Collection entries
★ ★ ★ ★ ★ ★ ★
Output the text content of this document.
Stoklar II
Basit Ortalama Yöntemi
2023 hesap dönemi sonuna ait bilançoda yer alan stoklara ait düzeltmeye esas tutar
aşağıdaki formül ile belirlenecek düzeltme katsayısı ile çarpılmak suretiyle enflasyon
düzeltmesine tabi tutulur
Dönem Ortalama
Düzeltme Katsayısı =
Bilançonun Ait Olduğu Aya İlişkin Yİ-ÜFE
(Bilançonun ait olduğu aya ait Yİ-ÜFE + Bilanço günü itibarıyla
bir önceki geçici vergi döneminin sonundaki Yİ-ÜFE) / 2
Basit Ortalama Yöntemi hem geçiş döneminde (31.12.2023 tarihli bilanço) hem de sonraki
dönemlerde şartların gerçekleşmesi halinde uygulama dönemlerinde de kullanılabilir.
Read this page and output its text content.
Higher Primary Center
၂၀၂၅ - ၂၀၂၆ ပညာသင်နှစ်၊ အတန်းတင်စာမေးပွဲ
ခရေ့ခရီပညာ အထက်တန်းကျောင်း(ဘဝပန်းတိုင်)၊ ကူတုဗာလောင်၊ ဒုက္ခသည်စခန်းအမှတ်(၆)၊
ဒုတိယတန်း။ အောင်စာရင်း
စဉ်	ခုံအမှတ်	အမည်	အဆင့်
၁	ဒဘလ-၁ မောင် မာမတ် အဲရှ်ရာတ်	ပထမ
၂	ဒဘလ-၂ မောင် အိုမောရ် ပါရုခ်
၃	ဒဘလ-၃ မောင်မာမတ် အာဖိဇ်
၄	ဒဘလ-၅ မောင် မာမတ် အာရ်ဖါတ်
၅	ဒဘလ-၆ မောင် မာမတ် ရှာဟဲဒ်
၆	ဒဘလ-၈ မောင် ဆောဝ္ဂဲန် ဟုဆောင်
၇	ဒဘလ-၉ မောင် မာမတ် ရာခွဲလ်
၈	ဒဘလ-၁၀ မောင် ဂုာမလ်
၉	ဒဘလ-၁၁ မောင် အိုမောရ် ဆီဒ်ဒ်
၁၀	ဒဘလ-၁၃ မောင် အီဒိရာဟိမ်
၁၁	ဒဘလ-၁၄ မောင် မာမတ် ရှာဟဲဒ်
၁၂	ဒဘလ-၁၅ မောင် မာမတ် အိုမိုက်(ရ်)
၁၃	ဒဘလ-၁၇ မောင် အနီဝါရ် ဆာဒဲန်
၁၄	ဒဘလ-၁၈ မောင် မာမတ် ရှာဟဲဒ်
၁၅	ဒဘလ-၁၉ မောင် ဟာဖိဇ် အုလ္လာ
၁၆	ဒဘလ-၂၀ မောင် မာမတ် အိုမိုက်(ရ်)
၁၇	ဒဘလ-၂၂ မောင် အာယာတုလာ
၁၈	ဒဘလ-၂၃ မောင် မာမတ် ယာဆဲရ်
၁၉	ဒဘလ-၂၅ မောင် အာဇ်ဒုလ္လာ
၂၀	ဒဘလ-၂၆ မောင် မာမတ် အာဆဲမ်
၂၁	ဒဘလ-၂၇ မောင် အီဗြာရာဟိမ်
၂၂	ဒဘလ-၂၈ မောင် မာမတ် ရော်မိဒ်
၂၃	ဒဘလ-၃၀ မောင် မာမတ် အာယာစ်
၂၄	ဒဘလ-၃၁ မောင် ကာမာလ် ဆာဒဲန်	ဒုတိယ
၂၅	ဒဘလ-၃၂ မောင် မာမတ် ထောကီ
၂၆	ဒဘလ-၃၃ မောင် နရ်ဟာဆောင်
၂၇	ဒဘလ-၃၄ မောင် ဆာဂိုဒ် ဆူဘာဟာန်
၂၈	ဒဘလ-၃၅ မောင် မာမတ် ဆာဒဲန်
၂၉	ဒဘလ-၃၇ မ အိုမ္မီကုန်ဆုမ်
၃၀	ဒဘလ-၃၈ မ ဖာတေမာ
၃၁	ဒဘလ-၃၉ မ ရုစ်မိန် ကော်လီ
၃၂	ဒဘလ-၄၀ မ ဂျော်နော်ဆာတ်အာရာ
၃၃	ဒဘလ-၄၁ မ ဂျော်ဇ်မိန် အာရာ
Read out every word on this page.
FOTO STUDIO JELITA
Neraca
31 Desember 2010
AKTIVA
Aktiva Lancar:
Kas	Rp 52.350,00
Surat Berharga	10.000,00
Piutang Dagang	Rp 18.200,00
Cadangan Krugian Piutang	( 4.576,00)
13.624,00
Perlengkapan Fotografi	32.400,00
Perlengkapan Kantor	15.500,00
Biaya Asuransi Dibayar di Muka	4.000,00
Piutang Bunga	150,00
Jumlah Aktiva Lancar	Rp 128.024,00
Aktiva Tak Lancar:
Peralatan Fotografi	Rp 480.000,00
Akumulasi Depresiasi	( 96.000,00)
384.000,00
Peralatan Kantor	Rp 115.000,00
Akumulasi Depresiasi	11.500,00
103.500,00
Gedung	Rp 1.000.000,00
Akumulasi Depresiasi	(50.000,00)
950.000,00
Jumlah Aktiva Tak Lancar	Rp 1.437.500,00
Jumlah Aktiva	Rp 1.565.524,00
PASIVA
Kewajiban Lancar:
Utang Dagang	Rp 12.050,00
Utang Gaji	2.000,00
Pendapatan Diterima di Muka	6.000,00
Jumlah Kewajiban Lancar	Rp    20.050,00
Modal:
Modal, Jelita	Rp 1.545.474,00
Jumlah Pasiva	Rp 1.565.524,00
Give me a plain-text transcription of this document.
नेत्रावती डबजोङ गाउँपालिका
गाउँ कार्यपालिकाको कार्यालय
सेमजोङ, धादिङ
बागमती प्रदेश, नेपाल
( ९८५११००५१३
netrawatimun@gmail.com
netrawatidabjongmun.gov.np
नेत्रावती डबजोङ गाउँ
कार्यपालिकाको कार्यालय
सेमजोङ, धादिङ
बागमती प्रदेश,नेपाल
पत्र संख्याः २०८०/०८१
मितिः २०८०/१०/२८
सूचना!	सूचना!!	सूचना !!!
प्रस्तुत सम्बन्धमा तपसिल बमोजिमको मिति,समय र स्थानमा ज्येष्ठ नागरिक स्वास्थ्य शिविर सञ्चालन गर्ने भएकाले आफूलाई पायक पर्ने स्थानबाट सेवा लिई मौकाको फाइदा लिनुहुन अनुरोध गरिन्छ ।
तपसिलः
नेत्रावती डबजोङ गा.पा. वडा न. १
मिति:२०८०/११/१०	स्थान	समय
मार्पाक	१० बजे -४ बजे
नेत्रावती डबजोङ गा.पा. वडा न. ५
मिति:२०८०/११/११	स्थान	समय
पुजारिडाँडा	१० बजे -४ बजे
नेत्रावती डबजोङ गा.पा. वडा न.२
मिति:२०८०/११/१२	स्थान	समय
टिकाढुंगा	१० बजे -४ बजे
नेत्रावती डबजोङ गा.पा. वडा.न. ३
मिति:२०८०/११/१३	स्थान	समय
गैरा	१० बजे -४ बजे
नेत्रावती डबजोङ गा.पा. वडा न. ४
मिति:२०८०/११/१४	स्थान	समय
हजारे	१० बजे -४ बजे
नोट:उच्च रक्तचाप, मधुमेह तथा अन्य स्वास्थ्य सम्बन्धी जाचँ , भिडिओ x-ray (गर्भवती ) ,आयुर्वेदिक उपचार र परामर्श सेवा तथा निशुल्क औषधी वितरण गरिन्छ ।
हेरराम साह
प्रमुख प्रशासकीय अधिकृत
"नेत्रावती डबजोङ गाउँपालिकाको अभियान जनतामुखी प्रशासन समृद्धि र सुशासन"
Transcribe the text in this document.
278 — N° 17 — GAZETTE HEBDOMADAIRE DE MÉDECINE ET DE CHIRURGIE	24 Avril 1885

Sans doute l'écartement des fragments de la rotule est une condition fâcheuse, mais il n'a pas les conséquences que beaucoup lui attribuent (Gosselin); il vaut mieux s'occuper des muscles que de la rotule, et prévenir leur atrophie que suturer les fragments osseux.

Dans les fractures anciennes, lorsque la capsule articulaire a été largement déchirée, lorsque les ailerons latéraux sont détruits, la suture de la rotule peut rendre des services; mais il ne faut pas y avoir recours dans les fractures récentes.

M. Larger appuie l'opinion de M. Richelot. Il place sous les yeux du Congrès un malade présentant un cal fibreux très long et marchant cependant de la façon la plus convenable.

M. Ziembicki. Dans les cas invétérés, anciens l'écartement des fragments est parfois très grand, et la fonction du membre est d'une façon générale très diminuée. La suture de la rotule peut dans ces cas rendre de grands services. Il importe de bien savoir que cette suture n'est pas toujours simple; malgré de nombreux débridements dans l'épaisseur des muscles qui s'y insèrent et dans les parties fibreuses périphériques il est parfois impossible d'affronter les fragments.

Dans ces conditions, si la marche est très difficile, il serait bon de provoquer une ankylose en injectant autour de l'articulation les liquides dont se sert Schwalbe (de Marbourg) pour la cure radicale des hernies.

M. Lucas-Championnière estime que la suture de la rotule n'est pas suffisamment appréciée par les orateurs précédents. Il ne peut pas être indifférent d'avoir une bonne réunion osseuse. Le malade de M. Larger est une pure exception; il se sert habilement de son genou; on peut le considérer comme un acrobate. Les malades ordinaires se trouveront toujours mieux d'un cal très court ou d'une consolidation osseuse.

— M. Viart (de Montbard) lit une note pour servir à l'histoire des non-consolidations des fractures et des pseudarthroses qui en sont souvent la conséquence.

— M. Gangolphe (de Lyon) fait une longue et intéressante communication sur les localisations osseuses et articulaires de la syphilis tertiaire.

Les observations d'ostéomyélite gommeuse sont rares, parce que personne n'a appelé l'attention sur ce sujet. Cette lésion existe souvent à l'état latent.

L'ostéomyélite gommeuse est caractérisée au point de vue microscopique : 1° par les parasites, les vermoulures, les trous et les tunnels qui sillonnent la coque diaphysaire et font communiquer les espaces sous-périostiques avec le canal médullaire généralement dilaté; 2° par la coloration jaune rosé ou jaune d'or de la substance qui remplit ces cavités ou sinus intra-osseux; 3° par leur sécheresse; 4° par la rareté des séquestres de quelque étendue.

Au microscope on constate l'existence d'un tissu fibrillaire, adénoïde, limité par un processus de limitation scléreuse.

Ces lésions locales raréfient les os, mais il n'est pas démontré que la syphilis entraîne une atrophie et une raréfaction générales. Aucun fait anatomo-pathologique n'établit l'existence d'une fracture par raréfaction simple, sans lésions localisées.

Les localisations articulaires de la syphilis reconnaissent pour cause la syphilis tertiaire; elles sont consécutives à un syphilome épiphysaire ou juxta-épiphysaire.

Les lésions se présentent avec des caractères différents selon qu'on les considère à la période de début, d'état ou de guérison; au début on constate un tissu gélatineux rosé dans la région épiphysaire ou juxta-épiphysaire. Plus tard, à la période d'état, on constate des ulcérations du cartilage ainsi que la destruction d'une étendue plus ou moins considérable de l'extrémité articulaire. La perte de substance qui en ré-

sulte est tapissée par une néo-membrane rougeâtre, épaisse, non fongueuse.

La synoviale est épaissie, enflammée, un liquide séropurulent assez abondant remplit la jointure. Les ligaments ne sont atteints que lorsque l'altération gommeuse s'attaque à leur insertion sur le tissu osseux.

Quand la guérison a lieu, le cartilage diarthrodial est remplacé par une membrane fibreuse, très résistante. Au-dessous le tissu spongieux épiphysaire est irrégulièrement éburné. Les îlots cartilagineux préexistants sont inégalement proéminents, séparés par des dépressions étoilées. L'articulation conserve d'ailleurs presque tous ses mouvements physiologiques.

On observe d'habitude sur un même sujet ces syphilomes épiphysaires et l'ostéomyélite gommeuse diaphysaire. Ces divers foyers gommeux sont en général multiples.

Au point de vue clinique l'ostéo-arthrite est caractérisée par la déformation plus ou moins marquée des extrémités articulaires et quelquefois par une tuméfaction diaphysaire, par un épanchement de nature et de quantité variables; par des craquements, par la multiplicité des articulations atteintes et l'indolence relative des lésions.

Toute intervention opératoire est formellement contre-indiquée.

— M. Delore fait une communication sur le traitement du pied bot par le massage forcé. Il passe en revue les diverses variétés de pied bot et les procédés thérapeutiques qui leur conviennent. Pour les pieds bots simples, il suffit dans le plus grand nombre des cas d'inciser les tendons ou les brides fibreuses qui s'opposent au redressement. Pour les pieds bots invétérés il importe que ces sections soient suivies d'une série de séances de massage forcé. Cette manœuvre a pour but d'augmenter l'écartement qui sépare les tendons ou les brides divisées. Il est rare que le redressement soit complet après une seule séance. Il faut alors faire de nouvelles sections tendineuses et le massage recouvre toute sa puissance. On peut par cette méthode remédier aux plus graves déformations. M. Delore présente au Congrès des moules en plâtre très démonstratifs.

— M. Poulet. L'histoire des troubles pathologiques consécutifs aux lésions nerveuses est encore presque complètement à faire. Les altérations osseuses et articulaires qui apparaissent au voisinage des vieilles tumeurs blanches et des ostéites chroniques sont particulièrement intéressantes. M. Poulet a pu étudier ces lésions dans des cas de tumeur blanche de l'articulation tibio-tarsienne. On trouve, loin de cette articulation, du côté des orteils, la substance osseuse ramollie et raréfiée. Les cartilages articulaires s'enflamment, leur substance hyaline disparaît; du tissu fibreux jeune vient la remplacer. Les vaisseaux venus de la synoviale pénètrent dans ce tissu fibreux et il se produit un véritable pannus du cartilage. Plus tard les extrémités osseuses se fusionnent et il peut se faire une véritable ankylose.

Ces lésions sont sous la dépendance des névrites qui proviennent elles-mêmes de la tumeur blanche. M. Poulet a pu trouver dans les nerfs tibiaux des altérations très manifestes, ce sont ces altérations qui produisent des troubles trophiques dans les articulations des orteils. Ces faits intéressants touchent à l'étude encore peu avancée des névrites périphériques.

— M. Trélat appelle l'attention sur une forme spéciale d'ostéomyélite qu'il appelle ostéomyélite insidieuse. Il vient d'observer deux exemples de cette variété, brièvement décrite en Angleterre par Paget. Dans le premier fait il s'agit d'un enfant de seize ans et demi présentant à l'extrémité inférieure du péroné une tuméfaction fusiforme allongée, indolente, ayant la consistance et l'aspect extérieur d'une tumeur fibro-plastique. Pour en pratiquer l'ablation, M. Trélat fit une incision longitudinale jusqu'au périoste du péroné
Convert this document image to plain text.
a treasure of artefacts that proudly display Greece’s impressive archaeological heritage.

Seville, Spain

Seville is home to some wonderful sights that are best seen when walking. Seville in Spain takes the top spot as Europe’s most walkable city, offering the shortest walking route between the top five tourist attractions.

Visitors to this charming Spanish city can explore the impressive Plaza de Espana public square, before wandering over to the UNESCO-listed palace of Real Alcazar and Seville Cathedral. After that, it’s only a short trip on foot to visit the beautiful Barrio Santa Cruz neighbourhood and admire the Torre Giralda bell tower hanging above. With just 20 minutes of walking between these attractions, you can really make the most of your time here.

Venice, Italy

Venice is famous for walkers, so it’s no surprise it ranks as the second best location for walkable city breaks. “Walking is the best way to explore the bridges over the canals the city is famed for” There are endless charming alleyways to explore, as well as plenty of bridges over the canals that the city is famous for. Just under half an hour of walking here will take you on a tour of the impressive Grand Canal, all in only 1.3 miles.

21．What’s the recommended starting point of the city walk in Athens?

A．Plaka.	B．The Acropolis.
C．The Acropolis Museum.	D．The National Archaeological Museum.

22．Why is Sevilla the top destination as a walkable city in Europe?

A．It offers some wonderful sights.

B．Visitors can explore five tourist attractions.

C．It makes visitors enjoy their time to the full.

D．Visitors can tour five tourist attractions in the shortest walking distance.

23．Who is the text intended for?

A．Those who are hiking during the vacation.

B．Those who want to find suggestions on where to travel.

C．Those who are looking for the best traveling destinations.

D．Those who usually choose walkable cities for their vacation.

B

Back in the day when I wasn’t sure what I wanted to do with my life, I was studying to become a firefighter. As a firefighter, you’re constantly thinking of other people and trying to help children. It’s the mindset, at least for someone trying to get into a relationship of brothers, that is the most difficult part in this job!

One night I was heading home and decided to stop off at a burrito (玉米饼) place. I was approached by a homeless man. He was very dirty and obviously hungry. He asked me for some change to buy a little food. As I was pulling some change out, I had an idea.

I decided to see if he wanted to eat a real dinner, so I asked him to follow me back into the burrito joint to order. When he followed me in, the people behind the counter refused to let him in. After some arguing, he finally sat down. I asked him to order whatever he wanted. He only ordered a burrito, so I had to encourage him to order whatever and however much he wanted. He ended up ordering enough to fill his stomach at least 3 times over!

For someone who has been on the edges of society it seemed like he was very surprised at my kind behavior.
★ ★ ★ ★ ★ ★ ★
Request:
Your task is to collect every line above that contains the word "Muka".

Final result:
Biaya Asuransi Dibayar di Muka	4.000,00
Pendapatan Diterima di Muka	6.000,00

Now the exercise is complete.